◆ TASK REQUIREMENTS
Read the listing and extract each line that includes the word "JSON".

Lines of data
────────────────────

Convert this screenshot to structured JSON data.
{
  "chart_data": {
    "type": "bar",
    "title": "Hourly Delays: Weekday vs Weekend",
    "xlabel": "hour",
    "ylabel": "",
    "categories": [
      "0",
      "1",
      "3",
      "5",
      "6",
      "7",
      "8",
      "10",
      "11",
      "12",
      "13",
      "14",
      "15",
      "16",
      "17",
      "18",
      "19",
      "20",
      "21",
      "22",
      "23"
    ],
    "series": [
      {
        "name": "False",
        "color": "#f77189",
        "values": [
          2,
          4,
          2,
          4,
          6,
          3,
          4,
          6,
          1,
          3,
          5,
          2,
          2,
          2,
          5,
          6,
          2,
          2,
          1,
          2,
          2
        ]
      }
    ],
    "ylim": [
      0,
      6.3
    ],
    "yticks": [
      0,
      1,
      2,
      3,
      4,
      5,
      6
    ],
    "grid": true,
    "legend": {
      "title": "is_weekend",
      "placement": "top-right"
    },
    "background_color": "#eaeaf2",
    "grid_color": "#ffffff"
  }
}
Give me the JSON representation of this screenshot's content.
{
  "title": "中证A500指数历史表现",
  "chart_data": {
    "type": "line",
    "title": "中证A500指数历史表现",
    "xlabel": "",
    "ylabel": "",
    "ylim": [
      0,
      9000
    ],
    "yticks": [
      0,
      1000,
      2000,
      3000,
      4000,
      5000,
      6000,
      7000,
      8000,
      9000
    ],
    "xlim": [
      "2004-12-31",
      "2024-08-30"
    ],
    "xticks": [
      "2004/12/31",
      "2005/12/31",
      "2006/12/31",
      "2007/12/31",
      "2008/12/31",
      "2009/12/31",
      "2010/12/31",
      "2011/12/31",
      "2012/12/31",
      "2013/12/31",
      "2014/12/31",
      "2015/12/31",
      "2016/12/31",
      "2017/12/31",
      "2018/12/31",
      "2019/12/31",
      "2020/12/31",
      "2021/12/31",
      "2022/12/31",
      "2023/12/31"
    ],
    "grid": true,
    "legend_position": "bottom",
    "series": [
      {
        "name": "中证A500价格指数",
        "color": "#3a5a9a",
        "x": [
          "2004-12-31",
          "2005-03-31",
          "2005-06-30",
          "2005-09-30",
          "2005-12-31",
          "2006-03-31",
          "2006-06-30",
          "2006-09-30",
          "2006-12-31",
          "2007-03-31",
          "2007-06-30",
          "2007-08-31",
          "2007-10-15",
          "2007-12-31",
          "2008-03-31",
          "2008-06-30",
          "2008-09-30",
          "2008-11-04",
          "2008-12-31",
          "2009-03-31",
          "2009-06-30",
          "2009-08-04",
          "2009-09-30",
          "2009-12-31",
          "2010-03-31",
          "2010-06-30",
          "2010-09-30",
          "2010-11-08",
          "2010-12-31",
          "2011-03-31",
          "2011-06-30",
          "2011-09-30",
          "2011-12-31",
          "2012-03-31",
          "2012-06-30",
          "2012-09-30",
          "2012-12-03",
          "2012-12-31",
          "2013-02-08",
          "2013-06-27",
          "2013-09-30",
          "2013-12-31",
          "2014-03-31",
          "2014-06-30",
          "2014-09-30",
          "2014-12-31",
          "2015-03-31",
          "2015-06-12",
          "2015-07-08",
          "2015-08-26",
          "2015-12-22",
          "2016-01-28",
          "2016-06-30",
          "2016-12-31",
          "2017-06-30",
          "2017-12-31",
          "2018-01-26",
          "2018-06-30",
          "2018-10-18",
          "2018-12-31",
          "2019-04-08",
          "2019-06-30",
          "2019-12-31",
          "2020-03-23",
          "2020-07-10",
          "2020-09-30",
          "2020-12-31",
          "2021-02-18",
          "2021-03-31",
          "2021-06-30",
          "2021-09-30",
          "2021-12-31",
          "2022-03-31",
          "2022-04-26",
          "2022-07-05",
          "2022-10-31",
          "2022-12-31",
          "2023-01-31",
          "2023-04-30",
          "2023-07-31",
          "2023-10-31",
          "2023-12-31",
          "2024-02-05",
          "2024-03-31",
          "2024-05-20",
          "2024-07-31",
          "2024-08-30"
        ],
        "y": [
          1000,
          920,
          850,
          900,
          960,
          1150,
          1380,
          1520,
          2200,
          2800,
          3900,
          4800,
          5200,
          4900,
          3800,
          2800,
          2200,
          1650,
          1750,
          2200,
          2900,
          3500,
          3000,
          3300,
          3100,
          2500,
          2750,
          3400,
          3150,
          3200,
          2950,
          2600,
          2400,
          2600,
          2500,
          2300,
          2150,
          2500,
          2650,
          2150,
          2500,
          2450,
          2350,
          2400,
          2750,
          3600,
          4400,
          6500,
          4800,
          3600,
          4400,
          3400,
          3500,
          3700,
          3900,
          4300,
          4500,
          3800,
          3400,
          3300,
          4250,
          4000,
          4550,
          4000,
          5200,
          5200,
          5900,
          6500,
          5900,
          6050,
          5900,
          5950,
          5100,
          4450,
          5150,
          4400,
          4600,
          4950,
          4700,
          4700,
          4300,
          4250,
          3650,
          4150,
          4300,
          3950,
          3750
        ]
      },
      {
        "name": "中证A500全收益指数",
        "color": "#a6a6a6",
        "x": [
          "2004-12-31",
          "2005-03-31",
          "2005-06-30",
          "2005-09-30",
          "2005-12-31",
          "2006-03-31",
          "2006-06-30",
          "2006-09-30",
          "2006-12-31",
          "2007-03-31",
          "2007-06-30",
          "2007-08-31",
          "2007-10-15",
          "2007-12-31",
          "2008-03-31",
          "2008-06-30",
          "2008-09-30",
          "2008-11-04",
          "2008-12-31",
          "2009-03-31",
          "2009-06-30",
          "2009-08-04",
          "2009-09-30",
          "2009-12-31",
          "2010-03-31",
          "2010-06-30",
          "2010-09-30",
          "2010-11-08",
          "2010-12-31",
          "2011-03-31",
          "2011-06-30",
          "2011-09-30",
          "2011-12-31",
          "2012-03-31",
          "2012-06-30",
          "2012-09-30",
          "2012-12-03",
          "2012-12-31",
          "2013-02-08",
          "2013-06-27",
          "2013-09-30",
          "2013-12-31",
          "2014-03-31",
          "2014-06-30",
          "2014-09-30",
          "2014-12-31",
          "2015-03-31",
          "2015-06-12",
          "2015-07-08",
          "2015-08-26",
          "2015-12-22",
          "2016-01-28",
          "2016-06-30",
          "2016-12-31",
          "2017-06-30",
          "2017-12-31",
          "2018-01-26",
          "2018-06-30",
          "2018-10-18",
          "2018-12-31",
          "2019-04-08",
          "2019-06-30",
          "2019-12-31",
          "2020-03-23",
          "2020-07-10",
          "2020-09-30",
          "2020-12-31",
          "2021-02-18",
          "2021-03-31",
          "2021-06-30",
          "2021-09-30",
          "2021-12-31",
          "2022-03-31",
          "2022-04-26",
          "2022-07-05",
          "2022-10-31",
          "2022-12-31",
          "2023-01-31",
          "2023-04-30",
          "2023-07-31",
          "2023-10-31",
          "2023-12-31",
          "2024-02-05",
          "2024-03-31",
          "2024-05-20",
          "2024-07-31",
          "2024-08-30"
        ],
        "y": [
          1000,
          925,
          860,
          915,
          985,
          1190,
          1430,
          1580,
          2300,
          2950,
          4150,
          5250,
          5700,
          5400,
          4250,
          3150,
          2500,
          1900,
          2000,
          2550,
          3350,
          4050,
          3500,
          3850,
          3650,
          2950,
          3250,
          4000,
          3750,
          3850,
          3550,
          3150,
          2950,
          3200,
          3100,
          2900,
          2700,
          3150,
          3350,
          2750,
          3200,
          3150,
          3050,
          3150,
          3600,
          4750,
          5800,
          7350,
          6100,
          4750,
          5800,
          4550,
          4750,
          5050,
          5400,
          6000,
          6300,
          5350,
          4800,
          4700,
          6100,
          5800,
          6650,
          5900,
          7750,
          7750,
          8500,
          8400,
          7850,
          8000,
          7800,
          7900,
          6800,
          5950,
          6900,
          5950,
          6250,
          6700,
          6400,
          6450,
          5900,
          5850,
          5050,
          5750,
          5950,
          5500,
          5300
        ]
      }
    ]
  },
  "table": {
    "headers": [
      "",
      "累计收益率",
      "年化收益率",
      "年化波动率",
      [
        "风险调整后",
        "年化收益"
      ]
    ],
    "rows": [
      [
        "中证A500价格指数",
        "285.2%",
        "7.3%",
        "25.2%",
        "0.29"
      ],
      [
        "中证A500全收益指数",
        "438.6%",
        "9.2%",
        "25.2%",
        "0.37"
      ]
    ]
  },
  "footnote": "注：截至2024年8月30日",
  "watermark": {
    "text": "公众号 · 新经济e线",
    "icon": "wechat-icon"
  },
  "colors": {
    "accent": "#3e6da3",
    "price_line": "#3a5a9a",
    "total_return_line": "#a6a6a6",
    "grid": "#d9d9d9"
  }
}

────────────────────

◆ ANSWER TO THE EXERCISE
Convert this screenshot to structured JSON data.
Give me the JSON representation of this screenshot's content.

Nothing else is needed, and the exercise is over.